* WHAT YOU HAVE TO DO
Pull each line holding the word "Buyer" from the data.

* RECORDS SUPPLIED
+ + + + +
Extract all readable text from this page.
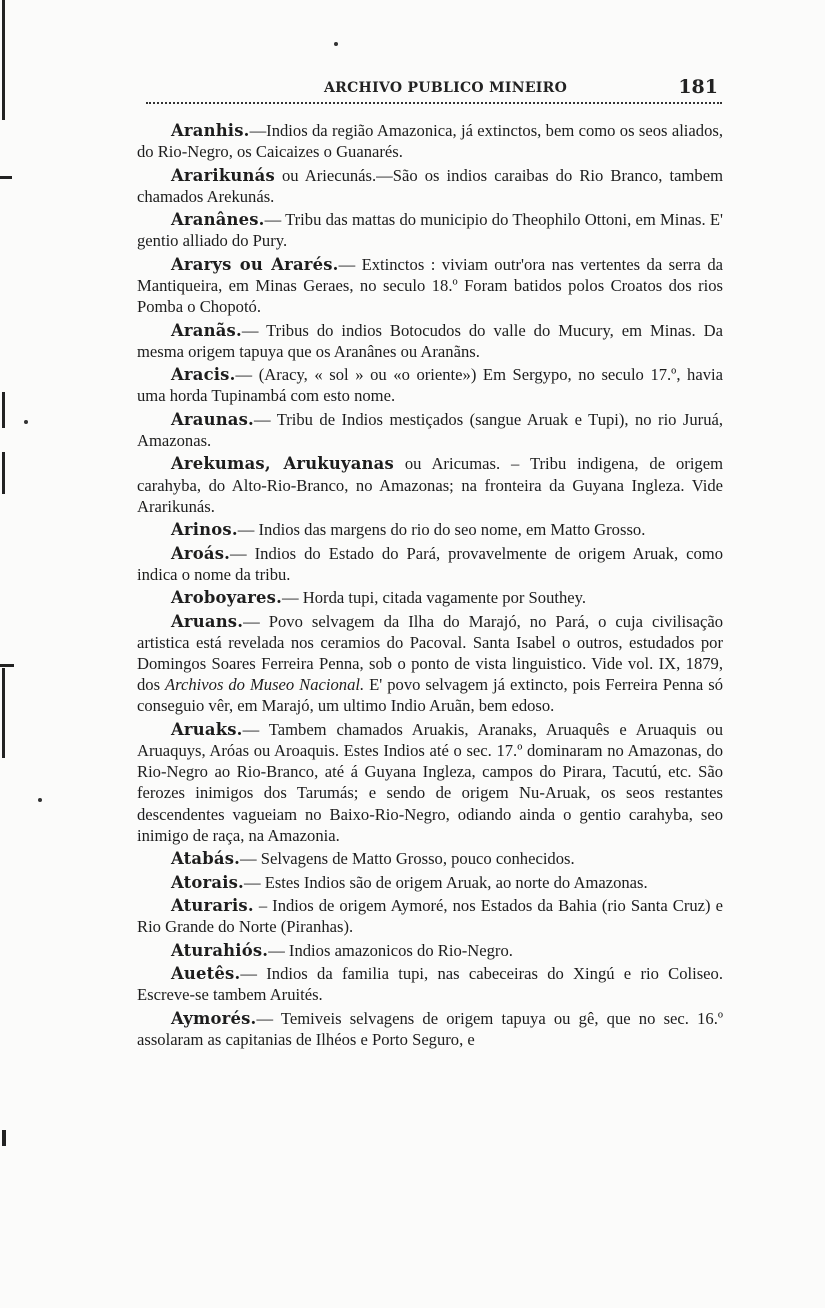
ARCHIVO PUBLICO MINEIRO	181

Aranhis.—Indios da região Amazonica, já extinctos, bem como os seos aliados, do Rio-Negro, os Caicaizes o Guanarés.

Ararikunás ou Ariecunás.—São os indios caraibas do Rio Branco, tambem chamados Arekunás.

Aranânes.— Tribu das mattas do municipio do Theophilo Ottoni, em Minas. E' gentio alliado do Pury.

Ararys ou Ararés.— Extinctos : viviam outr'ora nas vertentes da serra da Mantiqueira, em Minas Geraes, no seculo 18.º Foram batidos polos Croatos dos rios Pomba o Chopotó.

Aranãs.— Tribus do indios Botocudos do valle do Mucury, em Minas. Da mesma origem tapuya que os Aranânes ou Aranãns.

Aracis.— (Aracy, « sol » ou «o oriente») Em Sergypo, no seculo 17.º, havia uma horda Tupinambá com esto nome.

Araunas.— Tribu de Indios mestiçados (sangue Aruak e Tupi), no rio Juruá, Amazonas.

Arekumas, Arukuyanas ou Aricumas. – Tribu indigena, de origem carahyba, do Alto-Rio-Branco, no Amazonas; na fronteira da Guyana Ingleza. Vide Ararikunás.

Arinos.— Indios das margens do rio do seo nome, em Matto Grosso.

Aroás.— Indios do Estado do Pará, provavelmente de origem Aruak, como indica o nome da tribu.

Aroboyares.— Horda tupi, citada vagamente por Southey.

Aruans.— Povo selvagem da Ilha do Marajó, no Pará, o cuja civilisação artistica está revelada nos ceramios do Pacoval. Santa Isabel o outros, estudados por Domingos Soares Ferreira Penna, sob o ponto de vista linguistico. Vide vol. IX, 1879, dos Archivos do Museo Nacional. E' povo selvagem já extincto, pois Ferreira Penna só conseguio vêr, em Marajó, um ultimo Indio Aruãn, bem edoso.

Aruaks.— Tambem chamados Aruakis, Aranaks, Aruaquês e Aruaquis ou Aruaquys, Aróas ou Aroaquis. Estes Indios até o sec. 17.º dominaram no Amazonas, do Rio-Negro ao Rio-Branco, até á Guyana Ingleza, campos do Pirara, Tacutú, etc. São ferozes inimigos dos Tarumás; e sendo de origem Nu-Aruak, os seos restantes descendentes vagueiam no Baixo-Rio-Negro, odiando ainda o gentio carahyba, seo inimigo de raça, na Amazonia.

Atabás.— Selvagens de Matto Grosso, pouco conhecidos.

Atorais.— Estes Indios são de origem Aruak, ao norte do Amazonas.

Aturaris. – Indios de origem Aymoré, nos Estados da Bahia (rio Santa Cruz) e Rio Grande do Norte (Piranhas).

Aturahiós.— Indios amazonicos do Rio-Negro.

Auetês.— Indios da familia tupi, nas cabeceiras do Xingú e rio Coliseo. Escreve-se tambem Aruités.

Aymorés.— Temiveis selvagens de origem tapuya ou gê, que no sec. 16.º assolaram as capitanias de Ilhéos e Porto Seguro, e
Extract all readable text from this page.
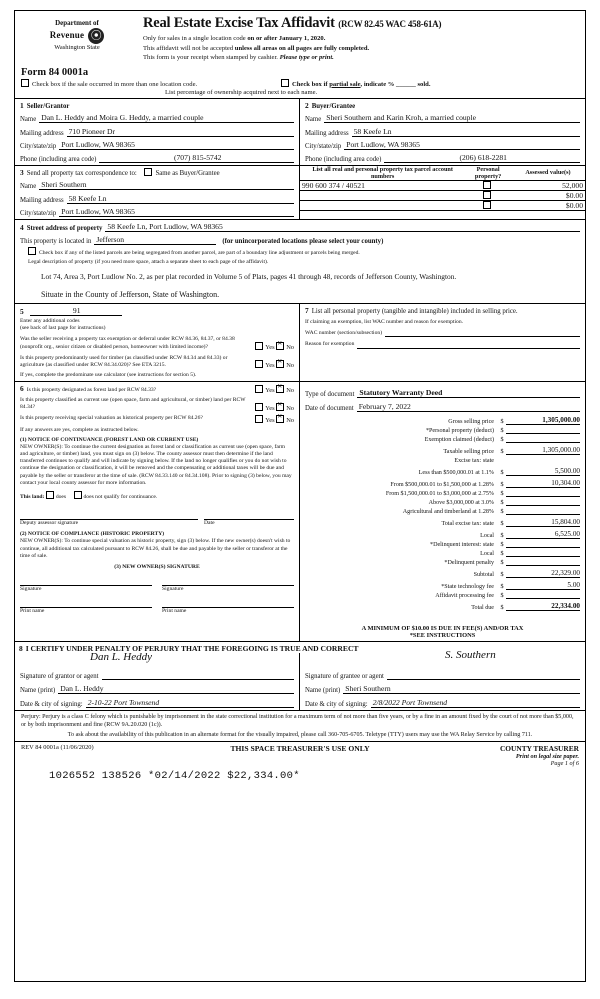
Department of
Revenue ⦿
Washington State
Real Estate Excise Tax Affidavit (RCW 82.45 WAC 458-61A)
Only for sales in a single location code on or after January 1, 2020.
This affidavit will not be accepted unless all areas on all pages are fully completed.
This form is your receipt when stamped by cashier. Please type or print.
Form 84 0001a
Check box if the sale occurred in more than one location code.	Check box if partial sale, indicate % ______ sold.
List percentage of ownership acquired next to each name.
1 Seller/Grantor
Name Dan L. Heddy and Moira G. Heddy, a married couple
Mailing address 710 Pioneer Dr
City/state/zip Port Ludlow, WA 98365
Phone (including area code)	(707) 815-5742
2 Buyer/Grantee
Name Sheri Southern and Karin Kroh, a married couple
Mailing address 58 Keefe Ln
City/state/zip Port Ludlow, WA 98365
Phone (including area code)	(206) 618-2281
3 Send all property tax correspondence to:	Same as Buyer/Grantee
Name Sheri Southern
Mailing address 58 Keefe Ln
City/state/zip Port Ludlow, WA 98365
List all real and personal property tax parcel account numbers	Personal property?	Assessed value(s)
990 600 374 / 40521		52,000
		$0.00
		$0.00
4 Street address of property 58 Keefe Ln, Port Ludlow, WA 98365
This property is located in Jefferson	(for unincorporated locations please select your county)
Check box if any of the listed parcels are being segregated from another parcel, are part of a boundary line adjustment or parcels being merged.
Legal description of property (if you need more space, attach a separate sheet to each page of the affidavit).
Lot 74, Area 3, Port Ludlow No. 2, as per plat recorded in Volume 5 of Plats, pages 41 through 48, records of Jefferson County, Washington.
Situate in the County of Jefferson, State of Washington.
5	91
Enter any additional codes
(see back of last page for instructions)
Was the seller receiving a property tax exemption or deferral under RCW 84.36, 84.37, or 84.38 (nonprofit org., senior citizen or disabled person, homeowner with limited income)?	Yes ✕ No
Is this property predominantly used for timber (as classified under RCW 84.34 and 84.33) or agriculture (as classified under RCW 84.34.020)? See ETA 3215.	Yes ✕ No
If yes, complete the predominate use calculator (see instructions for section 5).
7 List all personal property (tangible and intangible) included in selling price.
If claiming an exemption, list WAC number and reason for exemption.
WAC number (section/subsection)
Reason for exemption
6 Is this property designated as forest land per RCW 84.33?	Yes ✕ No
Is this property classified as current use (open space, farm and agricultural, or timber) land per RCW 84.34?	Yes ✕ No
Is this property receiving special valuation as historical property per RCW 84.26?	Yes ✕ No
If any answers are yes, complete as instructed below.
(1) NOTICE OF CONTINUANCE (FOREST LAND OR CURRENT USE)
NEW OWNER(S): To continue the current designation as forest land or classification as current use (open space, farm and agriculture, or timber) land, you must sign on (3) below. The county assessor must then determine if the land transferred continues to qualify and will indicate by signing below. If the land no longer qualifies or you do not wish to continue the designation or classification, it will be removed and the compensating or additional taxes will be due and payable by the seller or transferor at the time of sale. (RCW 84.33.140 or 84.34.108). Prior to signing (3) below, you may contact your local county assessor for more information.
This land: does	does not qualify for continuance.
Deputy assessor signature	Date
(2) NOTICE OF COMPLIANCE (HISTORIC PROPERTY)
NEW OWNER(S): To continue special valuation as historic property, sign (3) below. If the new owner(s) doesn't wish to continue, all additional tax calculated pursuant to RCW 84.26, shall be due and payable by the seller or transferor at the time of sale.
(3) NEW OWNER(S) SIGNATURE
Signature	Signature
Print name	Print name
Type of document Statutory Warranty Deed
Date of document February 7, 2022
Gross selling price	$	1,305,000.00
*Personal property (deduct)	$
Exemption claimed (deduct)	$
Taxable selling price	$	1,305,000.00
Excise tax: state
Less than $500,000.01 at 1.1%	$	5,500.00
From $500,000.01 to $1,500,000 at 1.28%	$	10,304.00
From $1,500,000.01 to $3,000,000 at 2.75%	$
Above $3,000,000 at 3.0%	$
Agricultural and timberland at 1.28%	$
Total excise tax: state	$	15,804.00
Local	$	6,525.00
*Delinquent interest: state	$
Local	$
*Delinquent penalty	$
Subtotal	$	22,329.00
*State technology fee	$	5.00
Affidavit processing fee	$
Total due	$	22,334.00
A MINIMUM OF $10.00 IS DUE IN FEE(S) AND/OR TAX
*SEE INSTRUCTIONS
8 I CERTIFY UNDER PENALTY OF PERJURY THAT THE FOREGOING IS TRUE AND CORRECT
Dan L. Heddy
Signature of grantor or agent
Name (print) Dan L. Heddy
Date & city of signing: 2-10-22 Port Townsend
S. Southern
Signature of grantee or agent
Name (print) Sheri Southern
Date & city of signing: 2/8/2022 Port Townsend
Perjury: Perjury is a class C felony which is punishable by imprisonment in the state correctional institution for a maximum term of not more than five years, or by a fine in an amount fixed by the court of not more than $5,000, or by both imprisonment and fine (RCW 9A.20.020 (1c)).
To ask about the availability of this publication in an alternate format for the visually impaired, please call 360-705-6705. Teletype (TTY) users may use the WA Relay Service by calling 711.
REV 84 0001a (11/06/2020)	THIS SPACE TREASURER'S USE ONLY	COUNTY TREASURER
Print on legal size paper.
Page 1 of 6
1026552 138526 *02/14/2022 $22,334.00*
+ + + + +
* SOLUTION FOR THIS TASK
2 Buyer/Grantee
3 Send all property tax correspondence to:	Same as Buyer/Grantee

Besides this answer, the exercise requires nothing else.